### [Data provided]
====

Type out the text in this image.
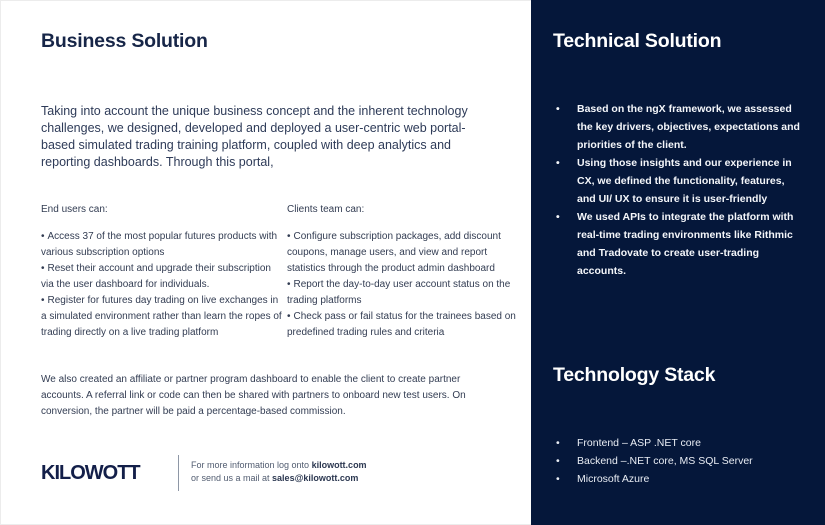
Business Solution

Taking into account the unique business concept and the inherent technology challenges, we designed, developed and deployed a user-centric web portal-based simulated trading training platform, coupled with deep analytics and reporting dashboards. Through this portal,

End users can:

• Access 37 of the most popular futures products with various subscription options

• Reset their account and upgrade their subscription via the user dashboard for individuals.

• Register for futures day trading on live exchanges in a simulated environment rather than learn the ropes of trading directly on a live trading platform

Clients team can:

• Configure subscription packages, add discount coupons, manage users, and view and report statistics through the product admin dashboard

• Report the day-to-day user account status on the trading platforms

• Check pass or fail status for the trainees based on predefined trading rules and criteria

We also created an affiliate or partner program dashboard to enable the client to create partner accounts. A referral link or code can then be shared with partners to onboard new test users. On conversion, the partner will be paid a percentage-based commission.

KILOWOTT	For more information log onto kilowott.com or send us a mail at sales@kilowott.com

Technical Solution
• Based on the ngX framework, we assessed the key drivers, objectives, expectations and priorities of the client.
• Using those insights and our experience in CX, we defined the functionality, features, and UI/ UX to ensure it is user-friendly
• We used APIs to integrate the platform with real-time trading environments like Rithmic and Tradovate to create user-trading accounts.
Technology Stack
• Frontend – ASP .NET core
• Backend –.NET core, MS SQL Server
• Microsoft Azure
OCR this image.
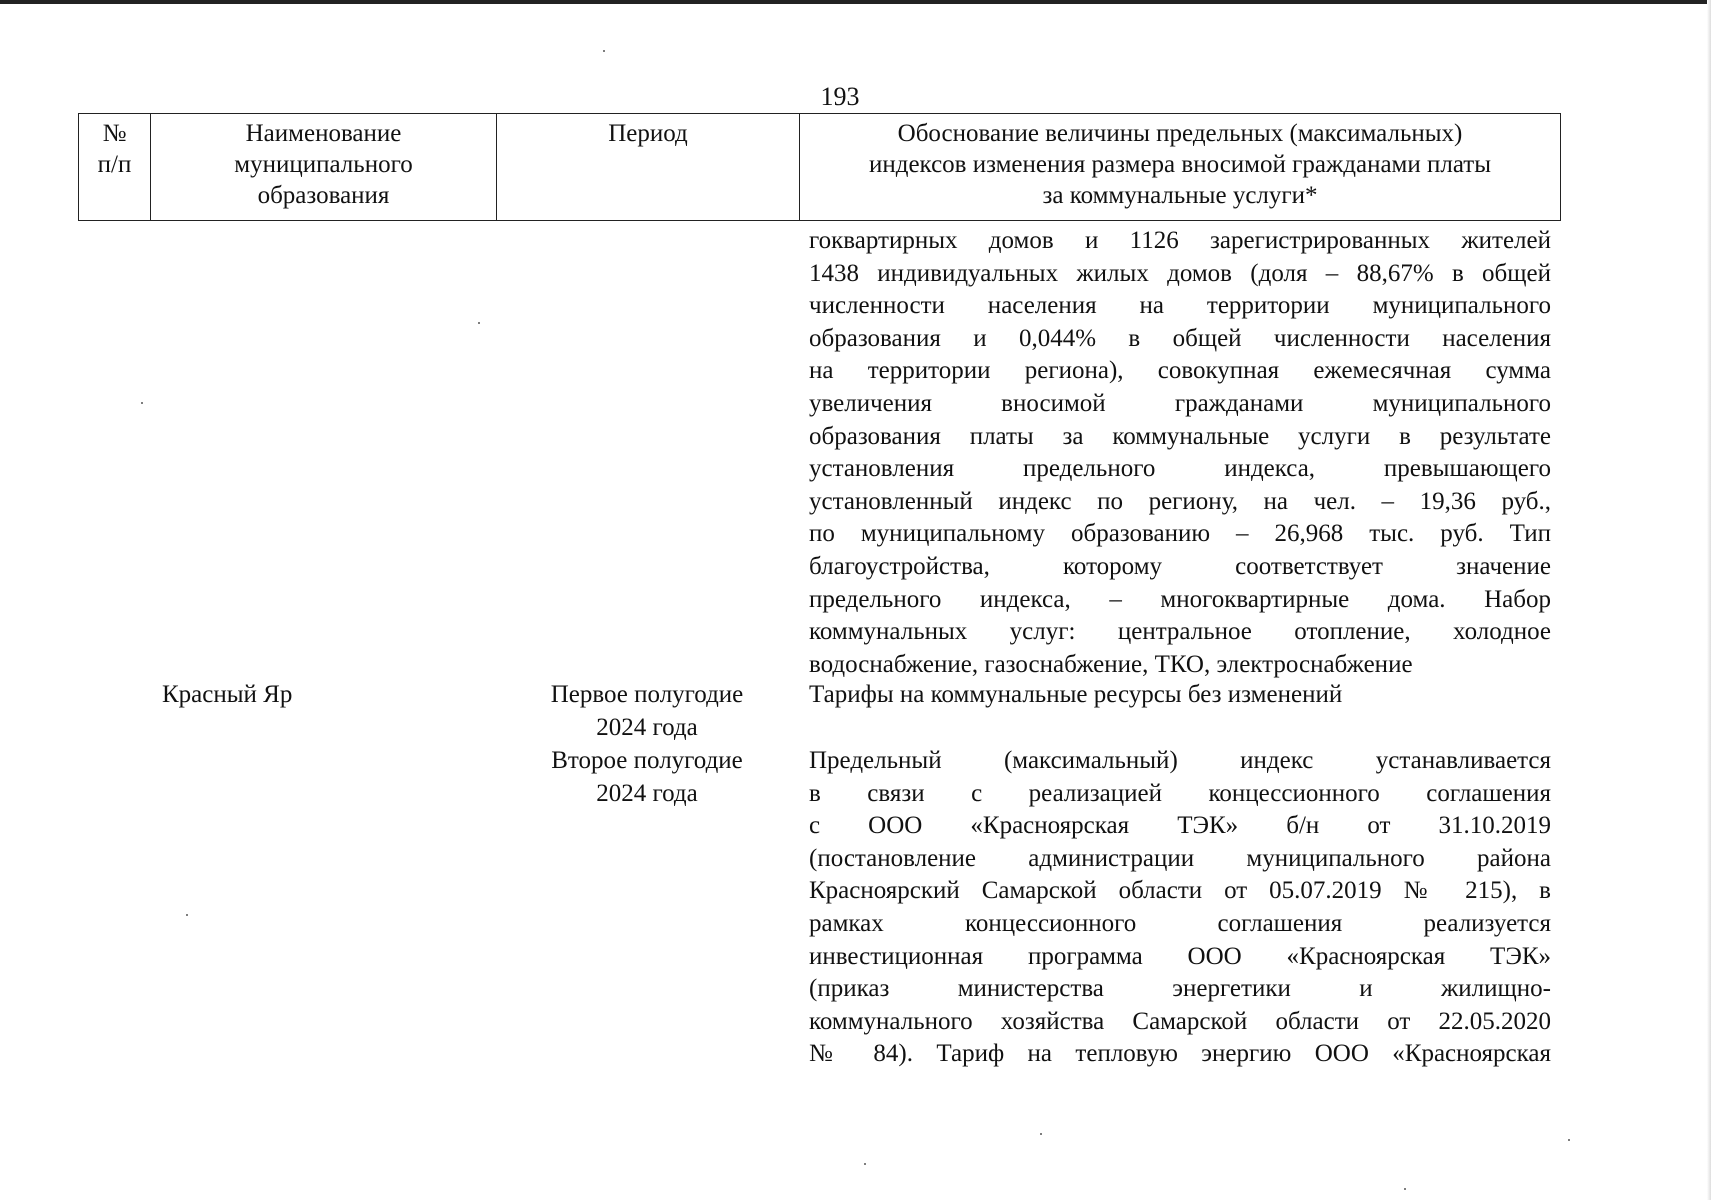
193
№
п/п
Наименование
муниципального
образования
Период	Обоснование величины предельных (максимальных)
индексов изменения размера вносимой гражданами платы
за коммунальные услуги*
гоквартирных домов и 1126 зарегистрированных жителей
1438 индивидуальных жилых домов (доля – 88,67% в общей
численности населения на территории муниципального
образования и 0,044% в общей численности населения
на территории региона), совокупная ежемесячная сумма
увеличения вносимой гражданами муниципального
образования платы за коммунальные услуги в результате
установления предельного индекса, превышающего
установленный индекс по региону, на чел. – 19,36 руб.,
по муниципальному образованию – 26,968 тыс. руб. Тип
благоустройства, которому соответствует значение
предельного индекса, – многоквартирные дома. Набор
коммунальных услуг: центральное отопление, холодное
водоснабжение, газоснабжение, ТКО, электроснабжение
Красный Яр	Первое полугодие
2024 года
Тарифы на коммунальные ресурсы без изменений
Второе полугодие
2024 года
Предельный (максимальный) индекс устанавливается
в связи с реализацией концессионного соглашения
с ООО «Красноярская ТЭК» б/н от 31.10.2019
(постановление администрации муниципального района
Красноярский Самарской области от 05.07.2019 № 215), в
рамках концессионного соглашения реализуется
инвестиционная программа ООО «Красноярская ТЭК»
(приказ министерства энергетики и жилищно-
коммунального хозяйства Самарской области от 22.05.2020
№ 84). Тариф на тепловую энергию ООО «Красноярская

====

### [Objective]
Where a line in the material above holds "Solution", copy that line.

### [Output below]
Business Solution
Technical Solution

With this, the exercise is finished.